**Erfasste Daten:**
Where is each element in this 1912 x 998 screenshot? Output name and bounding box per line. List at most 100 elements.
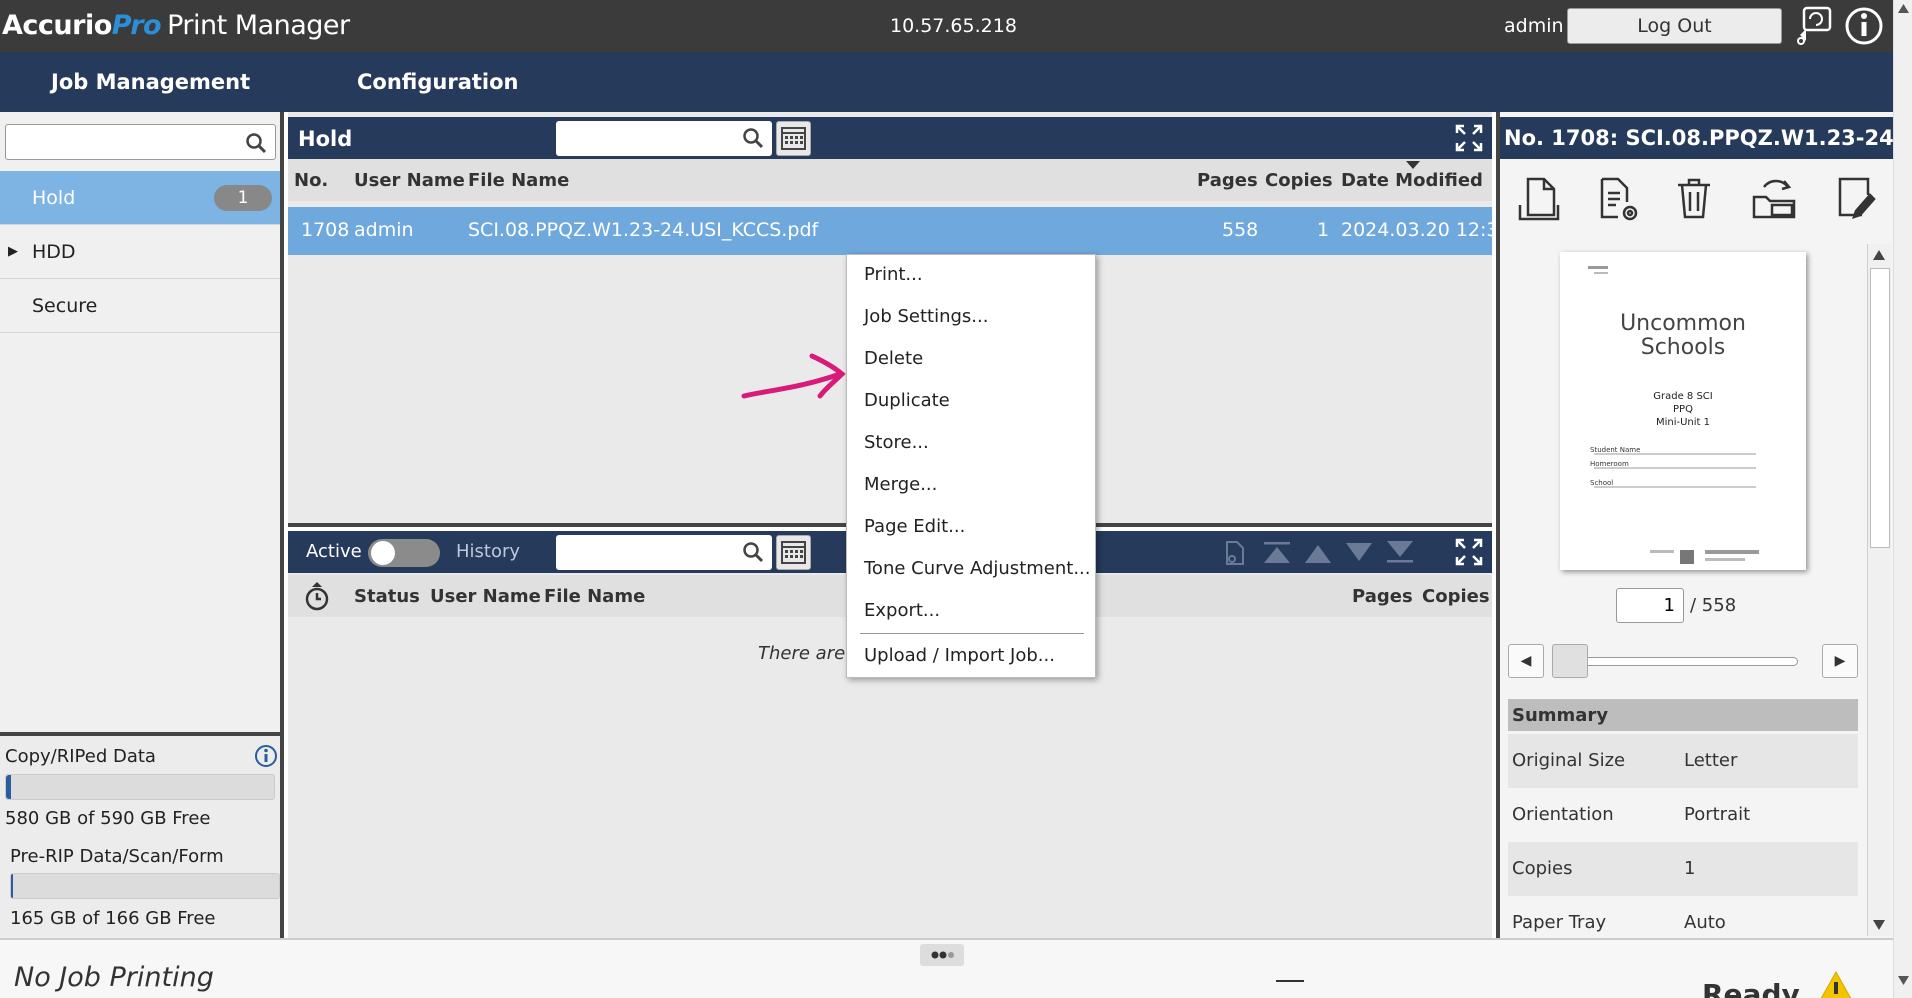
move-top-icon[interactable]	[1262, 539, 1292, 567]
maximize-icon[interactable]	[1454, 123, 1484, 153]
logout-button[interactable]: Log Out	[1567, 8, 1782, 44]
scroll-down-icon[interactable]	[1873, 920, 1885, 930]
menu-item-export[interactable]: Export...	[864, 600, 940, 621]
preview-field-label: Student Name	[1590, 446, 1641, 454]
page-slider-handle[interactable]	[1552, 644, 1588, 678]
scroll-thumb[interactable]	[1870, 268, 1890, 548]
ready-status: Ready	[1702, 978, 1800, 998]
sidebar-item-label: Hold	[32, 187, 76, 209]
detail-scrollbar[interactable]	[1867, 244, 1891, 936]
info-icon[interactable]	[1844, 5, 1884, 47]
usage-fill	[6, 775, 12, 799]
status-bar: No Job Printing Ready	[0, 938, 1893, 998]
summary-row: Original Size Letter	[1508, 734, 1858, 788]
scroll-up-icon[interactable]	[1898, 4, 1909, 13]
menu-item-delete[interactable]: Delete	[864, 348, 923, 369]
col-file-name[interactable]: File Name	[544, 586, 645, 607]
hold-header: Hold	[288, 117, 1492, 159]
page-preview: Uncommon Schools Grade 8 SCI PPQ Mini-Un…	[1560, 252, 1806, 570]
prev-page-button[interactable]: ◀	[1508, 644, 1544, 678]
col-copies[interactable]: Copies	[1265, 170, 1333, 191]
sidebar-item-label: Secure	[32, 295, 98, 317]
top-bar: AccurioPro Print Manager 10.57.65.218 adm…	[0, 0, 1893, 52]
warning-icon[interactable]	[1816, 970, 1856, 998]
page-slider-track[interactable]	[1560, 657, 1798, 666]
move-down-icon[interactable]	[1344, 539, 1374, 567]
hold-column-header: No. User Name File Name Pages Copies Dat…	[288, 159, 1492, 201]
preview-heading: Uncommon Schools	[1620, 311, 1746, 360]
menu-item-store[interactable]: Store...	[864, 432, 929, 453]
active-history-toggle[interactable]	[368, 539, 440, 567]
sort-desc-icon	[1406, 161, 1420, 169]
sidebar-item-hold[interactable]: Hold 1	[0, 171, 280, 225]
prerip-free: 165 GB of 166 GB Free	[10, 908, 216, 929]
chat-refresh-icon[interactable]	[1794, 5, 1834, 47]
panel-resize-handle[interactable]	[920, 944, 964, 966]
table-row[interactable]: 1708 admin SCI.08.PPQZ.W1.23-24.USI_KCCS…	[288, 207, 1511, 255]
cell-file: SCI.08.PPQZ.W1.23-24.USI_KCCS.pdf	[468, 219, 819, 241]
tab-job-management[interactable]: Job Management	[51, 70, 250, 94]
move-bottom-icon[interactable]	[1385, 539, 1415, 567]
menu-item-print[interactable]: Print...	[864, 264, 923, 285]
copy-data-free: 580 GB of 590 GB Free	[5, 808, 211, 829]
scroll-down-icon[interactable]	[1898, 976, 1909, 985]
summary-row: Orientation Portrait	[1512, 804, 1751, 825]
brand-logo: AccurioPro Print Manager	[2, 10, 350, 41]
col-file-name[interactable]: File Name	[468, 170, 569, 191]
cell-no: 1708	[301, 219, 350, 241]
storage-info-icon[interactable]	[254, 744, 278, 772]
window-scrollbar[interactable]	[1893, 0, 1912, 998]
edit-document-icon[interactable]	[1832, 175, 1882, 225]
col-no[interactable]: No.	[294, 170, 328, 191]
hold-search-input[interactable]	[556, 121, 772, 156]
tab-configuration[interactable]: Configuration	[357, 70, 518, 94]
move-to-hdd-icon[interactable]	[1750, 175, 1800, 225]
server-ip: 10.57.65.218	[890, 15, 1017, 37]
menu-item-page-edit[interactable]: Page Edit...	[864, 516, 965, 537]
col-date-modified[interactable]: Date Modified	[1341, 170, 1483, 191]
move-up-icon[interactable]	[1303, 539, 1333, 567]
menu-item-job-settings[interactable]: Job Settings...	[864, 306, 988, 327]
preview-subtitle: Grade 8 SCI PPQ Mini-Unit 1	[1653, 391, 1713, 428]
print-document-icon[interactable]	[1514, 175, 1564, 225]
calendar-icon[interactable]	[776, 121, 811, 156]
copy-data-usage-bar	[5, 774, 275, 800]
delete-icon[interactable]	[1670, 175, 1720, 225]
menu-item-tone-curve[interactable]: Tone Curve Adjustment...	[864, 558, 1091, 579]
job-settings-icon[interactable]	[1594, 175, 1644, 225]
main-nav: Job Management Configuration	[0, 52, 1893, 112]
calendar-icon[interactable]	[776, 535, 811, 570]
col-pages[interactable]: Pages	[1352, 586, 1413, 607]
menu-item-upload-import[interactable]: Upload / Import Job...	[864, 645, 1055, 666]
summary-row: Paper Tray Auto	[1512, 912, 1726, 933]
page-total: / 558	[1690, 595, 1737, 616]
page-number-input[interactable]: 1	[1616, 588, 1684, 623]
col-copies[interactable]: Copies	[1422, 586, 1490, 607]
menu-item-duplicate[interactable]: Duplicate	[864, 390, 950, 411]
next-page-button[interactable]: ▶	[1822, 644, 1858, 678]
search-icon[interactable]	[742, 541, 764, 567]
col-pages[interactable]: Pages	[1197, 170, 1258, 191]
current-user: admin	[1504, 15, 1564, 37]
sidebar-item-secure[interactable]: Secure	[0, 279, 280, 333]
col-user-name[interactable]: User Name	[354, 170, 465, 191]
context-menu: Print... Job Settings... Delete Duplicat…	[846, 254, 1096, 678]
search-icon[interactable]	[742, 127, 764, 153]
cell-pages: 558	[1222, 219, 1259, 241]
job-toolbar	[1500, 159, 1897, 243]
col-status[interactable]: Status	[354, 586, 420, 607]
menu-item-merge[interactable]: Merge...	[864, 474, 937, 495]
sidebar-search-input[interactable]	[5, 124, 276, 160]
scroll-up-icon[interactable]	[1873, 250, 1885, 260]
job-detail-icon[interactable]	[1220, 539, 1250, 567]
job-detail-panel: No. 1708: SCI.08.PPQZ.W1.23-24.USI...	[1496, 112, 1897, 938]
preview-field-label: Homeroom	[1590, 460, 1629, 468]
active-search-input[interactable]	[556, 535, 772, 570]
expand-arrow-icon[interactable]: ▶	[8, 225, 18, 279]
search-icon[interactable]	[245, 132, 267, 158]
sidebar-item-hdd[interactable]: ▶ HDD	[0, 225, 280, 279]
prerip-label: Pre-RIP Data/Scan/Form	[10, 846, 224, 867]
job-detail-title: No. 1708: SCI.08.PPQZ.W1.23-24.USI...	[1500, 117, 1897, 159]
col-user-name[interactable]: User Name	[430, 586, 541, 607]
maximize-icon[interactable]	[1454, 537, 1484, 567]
---
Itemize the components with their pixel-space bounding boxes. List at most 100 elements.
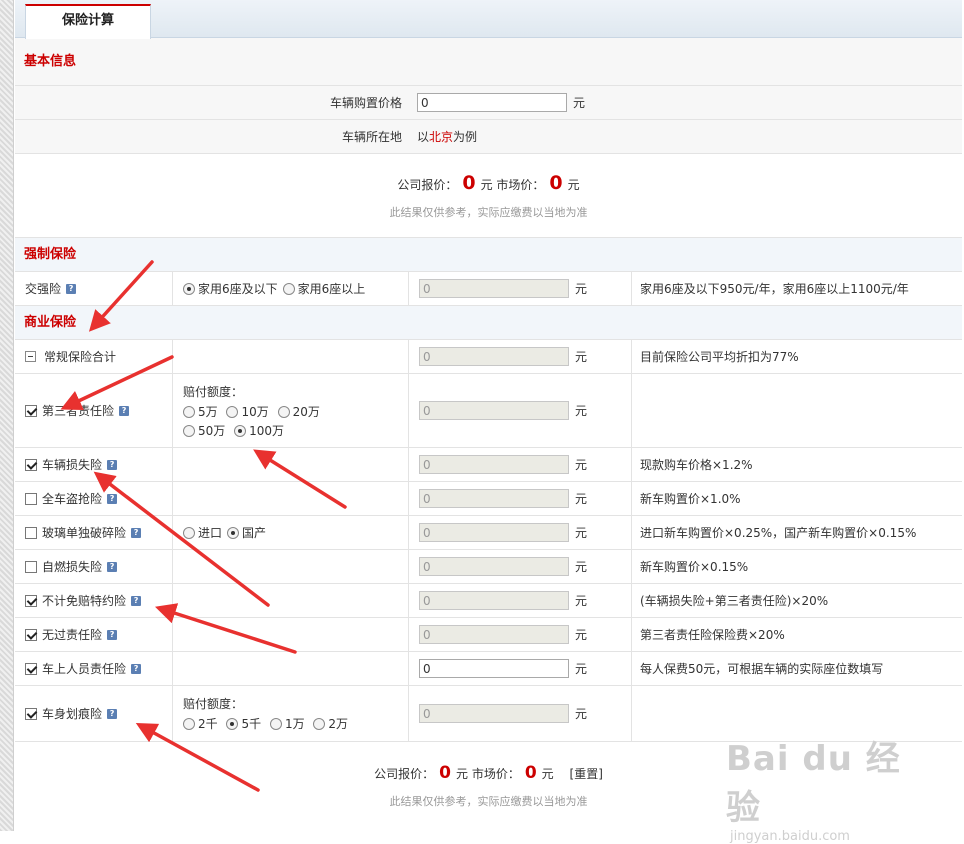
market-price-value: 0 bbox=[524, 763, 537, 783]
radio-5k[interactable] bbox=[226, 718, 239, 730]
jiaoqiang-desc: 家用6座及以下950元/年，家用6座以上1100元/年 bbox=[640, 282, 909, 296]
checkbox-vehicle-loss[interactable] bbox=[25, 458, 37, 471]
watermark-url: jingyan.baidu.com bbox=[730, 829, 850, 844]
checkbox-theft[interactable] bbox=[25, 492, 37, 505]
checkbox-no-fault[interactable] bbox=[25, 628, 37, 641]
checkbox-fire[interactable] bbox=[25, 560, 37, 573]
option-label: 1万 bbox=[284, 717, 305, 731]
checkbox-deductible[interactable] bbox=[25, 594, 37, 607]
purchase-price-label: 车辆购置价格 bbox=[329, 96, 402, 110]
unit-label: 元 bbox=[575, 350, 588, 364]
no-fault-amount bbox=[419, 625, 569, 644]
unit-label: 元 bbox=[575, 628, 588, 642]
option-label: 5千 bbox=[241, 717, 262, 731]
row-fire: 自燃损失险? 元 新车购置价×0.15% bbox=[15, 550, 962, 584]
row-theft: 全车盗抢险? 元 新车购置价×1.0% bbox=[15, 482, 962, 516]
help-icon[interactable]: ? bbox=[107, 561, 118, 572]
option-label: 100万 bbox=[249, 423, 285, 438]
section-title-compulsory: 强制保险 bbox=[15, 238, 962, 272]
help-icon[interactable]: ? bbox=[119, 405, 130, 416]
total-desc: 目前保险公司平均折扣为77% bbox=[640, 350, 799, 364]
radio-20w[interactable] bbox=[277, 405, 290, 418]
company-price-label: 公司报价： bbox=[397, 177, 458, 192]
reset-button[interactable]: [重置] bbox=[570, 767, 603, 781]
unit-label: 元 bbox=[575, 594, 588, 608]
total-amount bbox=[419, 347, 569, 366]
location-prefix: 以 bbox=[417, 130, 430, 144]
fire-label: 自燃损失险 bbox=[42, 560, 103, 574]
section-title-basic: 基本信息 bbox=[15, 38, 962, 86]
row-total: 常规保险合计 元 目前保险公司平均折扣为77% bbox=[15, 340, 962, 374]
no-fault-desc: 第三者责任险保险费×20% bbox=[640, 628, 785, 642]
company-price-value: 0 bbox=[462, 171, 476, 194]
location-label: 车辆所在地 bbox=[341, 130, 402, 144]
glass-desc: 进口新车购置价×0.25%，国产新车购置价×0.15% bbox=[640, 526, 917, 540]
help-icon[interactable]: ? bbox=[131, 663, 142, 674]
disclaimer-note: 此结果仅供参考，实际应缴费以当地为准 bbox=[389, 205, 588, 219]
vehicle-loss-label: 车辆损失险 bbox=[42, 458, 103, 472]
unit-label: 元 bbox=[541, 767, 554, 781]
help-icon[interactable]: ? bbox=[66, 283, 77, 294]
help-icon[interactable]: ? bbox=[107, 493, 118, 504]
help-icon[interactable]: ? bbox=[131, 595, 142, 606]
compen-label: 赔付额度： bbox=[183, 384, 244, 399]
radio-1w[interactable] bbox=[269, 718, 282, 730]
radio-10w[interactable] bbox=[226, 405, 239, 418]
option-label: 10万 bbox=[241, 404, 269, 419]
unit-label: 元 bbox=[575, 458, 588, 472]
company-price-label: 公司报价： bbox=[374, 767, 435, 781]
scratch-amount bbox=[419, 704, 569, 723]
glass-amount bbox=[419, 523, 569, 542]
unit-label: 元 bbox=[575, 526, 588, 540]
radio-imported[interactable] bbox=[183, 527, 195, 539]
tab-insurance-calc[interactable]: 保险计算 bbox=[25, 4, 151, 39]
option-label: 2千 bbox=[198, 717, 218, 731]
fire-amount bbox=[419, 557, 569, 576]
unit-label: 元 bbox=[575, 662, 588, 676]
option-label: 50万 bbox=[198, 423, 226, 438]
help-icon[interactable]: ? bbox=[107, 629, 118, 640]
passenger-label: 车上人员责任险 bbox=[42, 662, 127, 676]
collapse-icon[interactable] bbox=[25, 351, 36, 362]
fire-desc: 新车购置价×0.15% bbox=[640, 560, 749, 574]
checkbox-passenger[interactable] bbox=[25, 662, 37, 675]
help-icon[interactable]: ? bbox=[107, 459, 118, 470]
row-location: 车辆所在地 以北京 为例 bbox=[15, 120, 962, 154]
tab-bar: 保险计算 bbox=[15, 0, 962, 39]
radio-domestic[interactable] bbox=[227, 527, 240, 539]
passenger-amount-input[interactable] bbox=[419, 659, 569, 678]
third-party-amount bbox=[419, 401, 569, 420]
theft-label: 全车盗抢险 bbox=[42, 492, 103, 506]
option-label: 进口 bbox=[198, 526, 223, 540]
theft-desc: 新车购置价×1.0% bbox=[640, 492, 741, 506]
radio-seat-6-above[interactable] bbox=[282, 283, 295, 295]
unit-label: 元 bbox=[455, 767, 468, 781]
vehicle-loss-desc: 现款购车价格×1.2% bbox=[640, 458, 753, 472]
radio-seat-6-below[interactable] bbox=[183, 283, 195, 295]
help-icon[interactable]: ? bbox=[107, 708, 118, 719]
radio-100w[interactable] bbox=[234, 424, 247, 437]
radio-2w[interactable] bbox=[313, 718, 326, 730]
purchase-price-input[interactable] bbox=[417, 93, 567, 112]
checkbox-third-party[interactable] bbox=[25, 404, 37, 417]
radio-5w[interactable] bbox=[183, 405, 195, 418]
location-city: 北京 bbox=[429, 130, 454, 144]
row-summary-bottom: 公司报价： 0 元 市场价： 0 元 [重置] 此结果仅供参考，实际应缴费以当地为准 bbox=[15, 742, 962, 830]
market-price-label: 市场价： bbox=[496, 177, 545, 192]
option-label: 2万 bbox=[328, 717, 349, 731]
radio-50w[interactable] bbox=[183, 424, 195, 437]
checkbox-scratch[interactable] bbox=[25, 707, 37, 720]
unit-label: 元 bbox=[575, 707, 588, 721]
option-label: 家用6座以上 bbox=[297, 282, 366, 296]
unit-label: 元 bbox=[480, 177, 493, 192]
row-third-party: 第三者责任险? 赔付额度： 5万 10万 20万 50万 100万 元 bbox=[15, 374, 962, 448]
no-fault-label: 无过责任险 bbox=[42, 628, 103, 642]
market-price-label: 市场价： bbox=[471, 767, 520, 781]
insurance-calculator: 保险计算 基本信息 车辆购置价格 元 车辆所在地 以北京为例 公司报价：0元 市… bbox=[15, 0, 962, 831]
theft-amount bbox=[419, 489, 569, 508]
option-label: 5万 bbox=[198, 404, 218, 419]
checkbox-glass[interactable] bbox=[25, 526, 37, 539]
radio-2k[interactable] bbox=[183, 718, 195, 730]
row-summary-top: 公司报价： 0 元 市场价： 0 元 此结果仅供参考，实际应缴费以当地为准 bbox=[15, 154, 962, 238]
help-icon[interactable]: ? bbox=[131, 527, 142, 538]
* * *
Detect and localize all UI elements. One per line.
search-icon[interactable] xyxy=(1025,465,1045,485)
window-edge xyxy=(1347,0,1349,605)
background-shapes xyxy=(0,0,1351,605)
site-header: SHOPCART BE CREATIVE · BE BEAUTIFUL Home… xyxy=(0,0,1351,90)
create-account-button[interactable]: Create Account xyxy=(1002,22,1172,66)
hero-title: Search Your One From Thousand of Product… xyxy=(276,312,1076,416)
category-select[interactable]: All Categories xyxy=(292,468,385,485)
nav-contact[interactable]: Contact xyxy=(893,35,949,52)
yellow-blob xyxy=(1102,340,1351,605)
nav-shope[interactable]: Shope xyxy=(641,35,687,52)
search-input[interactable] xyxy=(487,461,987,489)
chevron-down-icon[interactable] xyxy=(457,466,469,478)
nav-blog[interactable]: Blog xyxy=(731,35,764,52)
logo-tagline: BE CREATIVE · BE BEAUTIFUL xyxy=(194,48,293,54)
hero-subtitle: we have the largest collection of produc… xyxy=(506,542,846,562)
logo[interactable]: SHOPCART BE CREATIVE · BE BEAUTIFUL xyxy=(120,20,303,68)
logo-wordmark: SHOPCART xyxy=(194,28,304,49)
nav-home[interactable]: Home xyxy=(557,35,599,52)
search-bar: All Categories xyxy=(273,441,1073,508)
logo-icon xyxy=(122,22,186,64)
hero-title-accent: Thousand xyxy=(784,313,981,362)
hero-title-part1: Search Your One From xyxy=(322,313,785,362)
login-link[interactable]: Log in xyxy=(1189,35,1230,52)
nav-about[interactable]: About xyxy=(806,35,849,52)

**Arbeitsauftrag:** Schreiben Sie aus den Daten die Zeilen von der Zeile mit „Detect and localize“ bis einschließlich der Zeile mit „hero-subtitle: we have“ unverändert ab.

**Lösung:**
Detect and localize all UI elements. One per line.
search-icon[interactable] xyxy=(1025,465,1045,485)
window-edge xyxy=(1347,0,1349,605)
background-shapes xyxy=(0,0,1351,605)
site-header: SHOPCART BE CREATIVE · BE BEAUTIFUL Home… xyxy=(0,0,1351,90)
create-account-button[interactable]: Create Account xyxy=(1002,22,1172,66)
hero-title: Search Your One From Thousand of Product… xyxy=(276,312,1076,416)
category-select[interactable]: All Categories xyxy=(292,468,385,485)
nav-contact[interactable]: Contact xyxy=(893,35,949,52)
yellow-blob xyxy=(1102,340,1351,605)
nav-shope[interactable]: Shope xyxy=(641,35,687,52)
search-input[interactable] xyxy=(487,461,987,489)
chevron-down-icon[interactable] xyxy=(457,466,469,478)
nav-blog[interactable]: Blog xyxy=(731,35,764,52)
logo-tagline: BE CREATIVE · BE BEAUTIFUL xyxy=(194,48,293,54)
hero-subtitle: we have the largest collection of produc… xyxy=(506,542,846,562)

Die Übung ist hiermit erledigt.